_Stated problem_: State how many lines of the entries hold the string "this", and output nothing but that count.

Records from a data source
▬▬▬▬▬▬
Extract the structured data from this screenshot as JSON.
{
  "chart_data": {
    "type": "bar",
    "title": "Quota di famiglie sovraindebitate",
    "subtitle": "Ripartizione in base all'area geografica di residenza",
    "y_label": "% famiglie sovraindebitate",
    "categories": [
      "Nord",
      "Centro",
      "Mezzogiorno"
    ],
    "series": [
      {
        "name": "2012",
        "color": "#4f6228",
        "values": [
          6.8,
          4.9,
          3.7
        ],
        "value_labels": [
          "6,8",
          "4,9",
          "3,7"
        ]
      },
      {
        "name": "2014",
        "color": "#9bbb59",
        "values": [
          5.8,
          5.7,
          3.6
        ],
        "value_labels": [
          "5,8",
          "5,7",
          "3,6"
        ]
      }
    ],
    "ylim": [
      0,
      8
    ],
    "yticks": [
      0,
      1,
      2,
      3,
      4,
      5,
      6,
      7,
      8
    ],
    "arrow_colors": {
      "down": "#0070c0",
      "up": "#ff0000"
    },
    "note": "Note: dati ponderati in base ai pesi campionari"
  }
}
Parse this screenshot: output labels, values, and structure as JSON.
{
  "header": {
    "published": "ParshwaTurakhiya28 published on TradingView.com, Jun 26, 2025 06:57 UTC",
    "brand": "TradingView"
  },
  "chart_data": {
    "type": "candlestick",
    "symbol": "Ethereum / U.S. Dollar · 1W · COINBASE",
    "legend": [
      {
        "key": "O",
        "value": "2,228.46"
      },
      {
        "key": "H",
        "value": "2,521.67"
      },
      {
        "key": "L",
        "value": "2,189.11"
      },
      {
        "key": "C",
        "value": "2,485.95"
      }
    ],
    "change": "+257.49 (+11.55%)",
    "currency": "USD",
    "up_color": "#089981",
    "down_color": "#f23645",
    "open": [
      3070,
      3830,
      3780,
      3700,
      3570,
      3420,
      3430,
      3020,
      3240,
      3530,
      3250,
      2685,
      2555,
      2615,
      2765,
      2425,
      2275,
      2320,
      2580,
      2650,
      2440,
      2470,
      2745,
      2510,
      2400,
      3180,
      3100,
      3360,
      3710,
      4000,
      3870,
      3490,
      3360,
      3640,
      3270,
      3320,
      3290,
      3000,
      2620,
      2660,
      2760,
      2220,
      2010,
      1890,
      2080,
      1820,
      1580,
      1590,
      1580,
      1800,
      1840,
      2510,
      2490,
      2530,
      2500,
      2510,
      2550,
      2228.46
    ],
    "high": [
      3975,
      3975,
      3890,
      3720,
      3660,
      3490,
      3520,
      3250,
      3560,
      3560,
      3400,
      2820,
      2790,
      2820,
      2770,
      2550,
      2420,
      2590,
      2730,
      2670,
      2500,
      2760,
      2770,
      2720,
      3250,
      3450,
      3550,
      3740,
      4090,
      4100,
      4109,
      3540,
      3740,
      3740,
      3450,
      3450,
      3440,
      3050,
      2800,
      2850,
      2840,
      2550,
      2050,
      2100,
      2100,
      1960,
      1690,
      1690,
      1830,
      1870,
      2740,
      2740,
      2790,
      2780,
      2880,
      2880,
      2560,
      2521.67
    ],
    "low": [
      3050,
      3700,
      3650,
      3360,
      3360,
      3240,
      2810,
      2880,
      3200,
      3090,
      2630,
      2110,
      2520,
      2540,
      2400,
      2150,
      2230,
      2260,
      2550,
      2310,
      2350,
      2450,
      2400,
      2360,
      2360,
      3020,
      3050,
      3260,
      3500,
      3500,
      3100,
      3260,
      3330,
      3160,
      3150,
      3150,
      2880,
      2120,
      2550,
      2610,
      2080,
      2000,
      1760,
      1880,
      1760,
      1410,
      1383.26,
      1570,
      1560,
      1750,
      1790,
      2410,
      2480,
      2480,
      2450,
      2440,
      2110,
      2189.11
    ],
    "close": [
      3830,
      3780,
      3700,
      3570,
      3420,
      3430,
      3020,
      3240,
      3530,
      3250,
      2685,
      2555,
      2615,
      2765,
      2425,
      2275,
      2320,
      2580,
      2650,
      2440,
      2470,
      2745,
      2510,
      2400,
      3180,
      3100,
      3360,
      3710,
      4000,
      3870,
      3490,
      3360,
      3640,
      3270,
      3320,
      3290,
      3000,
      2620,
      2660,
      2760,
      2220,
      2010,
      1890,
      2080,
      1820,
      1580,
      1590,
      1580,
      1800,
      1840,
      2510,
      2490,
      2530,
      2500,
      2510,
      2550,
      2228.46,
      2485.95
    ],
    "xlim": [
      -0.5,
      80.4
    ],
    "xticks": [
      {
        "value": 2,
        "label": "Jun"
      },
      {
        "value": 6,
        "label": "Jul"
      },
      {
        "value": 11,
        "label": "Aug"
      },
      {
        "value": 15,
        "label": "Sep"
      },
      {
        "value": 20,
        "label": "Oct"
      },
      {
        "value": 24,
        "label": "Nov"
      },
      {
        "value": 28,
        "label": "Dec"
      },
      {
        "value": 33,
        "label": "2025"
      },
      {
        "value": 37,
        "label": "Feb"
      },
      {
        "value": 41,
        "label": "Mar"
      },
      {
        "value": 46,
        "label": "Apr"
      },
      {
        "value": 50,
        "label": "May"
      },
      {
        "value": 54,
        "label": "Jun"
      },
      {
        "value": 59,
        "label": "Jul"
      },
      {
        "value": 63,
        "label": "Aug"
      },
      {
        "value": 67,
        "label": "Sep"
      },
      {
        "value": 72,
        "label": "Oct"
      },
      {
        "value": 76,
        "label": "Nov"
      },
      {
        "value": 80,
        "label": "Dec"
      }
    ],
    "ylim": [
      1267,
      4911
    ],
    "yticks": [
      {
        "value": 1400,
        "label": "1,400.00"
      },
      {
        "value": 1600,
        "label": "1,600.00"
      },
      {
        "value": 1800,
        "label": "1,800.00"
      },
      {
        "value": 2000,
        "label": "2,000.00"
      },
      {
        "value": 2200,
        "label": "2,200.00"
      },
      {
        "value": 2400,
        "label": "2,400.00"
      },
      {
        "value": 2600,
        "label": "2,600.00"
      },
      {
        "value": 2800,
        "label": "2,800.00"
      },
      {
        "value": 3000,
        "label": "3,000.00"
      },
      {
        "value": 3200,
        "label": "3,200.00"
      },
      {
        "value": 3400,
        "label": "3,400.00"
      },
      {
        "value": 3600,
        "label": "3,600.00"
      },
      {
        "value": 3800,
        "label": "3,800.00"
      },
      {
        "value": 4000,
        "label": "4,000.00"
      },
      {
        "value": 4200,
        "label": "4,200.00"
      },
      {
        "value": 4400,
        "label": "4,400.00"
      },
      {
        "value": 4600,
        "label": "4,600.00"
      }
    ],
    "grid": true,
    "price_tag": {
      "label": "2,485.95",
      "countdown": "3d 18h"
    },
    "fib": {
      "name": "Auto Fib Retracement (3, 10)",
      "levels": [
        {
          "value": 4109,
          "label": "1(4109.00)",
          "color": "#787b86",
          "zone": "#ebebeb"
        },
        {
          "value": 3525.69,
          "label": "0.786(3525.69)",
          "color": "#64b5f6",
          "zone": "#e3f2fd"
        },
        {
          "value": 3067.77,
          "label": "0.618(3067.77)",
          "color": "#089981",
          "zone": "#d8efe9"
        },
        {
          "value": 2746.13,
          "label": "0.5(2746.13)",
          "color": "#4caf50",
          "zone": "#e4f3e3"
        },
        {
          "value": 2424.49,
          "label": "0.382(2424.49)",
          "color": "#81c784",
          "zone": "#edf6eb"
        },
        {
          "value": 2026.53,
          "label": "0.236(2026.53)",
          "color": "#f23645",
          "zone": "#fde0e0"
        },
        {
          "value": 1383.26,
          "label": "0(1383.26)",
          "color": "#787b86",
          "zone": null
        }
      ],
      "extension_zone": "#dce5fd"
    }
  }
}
▬▬▬▬▬▬
_Full output_: 2